WHAT YOU NEED TO DO —
1. In the injunction bond opinion, rewrite the paragraph that begins "In granting the preliminary injunction" as a bulleted list that keeps its main facts.
2. Pick up the injunction bond opinion after its last sentence and keep writing.

In granting the preliminary injunction referred to, the
plaintiff in error was required to and gave an injunction bond in
the sum of $8,000, with Bertrand Saloy as surety, reciting the
allowance of the injunction
pendente lite, and conditioned
to pay to the defendant in said injunction all such damages as it
might suffer or had suffered in consequence thereof. The present
action was begun in the Civil District Court for the Parish of
Orleans on May 28, 1884, by the defendant in error against the
plaintiff in error and Bertrand Saloy, by a petition in which a
recovery is sought upon the bond against the defendants
in
solido for the sum of $8,000, with five percent interest from
judicial demand, for a breach of its condition, and against the
company alone for the further sum of $70,000 damages, with five
percent interest from the date of the verdict, on the alleged
ground of a malicious prosecution by the complainant therein of the
said bill in equity for an injunction. This cause came on for trial
by a jury, when there was a verdict against both defendants for
$6,588.80, with interest, and against the Crescent City Livestock
Landing and Slaughterhouse
Page 120 U. S. 145
Company alone, upon the plea of malicious prosecution, for the
sum of $12,500 damages, and the further sum of $2,500 attorneys'
fees. Upon the trial, the defendant relied upon the decree of the
circuit court of the United States, granting and perpetuating the
injunction, as conclusive proof of probable cause for the
institution and prosecution of the suit complained of. The rulings
of the civil district court upon this defense are set out in
several bills of exception. In one of them, it appears that the
judge left it to the jury to determine whether the decree of the
circuit court constituted probable cause or not, adding that in his
opinion it was both remarkable and extraordinary, and as
explanatory of that, the bill of exceptions signed by him contains
the following statement:
"I described the action of the federal court as 'remarkable and
extraordinary' because it set at naught the decisions of the state
courts of Louisiana, of the Supreme Court of Louisiana, set at
defiance the positive mandate of the state constitution, and
because it was held by the unanimous Supreme Court of the United
States to have involved a usurpation of jurisdiction; such action
was truly 'remarkable and extraordinary,' though not without
deplorable precedent."

RECORDED INFORMATION —
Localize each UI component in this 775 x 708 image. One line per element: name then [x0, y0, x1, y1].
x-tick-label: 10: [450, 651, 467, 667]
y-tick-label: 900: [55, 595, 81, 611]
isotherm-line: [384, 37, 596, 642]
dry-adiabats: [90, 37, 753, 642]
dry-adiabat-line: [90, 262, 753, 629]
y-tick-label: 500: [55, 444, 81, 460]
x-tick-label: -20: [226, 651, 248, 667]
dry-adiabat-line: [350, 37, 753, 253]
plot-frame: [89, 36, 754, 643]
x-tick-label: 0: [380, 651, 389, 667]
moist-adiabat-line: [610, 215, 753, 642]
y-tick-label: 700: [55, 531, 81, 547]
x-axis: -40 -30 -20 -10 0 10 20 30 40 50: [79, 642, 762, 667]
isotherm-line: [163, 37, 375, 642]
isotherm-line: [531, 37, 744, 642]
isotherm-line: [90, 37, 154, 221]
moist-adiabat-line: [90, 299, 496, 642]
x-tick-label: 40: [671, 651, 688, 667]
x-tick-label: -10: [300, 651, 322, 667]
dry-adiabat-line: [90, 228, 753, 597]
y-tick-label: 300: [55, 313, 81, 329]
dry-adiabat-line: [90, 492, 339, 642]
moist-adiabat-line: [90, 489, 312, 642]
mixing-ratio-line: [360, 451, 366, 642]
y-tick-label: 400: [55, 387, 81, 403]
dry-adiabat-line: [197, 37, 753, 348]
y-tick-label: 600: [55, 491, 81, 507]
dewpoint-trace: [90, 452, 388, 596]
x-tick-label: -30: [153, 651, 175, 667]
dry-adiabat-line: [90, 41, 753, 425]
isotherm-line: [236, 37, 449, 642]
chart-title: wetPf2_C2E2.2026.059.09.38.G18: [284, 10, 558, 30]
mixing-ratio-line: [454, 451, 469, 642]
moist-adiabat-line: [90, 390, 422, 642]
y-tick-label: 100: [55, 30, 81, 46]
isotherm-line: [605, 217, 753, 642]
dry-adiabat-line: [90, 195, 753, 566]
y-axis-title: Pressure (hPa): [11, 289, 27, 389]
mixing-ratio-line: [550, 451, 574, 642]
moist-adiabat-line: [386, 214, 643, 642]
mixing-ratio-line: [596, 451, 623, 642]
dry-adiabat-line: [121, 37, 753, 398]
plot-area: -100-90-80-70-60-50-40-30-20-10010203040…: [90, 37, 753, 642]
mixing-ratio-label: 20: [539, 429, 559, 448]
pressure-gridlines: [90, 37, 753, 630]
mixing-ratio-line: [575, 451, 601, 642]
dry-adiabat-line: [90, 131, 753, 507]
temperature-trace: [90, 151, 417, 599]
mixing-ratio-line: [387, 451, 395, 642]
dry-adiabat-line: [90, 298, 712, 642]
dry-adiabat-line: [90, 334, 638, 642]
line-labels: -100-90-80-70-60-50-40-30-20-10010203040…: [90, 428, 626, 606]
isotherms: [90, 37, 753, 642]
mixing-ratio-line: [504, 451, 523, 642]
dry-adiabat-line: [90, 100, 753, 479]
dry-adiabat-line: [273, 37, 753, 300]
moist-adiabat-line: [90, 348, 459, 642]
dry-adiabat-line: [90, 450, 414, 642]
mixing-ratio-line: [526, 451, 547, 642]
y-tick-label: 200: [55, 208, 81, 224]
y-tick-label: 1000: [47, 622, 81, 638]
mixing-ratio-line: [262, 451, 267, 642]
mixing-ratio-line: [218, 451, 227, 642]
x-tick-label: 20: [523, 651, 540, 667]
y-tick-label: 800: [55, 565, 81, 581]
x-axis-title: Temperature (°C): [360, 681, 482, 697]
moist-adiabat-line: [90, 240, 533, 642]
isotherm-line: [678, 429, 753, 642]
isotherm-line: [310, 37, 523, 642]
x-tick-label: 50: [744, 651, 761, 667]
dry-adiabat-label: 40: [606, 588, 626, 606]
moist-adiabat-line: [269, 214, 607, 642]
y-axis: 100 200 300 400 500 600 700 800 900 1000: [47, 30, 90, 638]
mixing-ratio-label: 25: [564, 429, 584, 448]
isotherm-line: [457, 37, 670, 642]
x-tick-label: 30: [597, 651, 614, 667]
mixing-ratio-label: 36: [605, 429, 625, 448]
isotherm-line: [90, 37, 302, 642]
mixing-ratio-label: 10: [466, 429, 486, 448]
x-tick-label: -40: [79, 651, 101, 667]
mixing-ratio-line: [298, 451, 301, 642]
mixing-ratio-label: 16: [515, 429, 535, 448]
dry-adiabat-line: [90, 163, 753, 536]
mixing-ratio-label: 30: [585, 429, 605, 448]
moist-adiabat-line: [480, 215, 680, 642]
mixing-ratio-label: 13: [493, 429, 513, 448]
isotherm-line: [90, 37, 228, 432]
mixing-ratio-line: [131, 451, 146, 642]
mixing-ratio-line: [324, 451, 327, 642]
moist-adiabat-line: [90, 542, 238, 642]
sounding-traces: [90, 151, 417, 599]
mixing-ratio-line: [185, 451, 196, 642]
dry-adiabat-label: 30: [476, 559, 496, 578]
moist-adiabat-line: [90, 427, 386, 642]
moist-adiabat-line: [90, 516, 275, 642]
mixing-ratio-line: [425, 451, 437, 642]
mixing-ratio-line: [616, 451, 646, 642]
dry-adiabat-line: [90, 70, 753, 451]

THE REPLIES —
1.
- When the preliminary injunction was granted, the plaintiff in error gave an $8,000 injunction bond with Bertrand Saloy as surety. The bond was conditioned to pay the defendant any damages suffered because of the injunction.
- On May 28, 1884, the defendant in error sued the plaintiff in error and Saloy in the Civil District Court for the Parish of Orleans.
- The petition sought $8,000 on the bond from both defendants in solido for breach of its condition, with five percent interest from judicial demand.
- It also sought $70,000 in damages from the company alone for malicious prosecution of the bill in equity for an injunction, with five percent interest from the date of the verdict.
- The jury found against both defendants for $6,588.80 with interest.
- On the malicious prosecution claim, it found against the Crescent City Livestock Landing and Slaughterhouse Company alone for $12,500 in damages plus $2,500 in attorneys' fees.
- At trial, the defendant relied on the federal circuit court's decree granting and perpetuating the injunction as conclusive proof of probable cause for bringing the suit.
- The civil district court's rulings on this defense are set out in several bills of exception.
- In one bill of exceptions, the judge left it to the jury to decide whether the decree was probable cause and said he found the decree "both remarkable and extraordinary." The bill he signed includes a statement explaining that view.

2.
It also appears that the defendants requested the judge to
charge the jury as follows:
"A plaintiff whose asserted right was conferred by an act of
legislature and has been in force for a number of years has a right
to test the legality of a subsequent repeal of said right when the
validity of such repeal or modification has not been finally
settled and the plaintiff is advised by competent counsel that the
repeal is invalid. In such a case, the plaintiff has probable cause
for asserting his rights and instituting an action for such
purpose. If, in the action instituted, the lower court being the
circuit court of the United States, presided over by two judges,
render a judgment in favor of the plaintiff, the existence of
probable cause for instituting such suit is demonstrated by the
finding of the judges of the circuit court, although their judgment
was reversed on appeal."
This charge the judge refused to give, on the ground that it was
unsound in law. Judgment was rendered on the verdict
Page 120 U. S. 146
February 24, 1885, and the cause was removed by a suspensive
appeal to the Supreme Court of Louisiana for the final decision of
that court, by which, on December 14, 1885, it was affirmed.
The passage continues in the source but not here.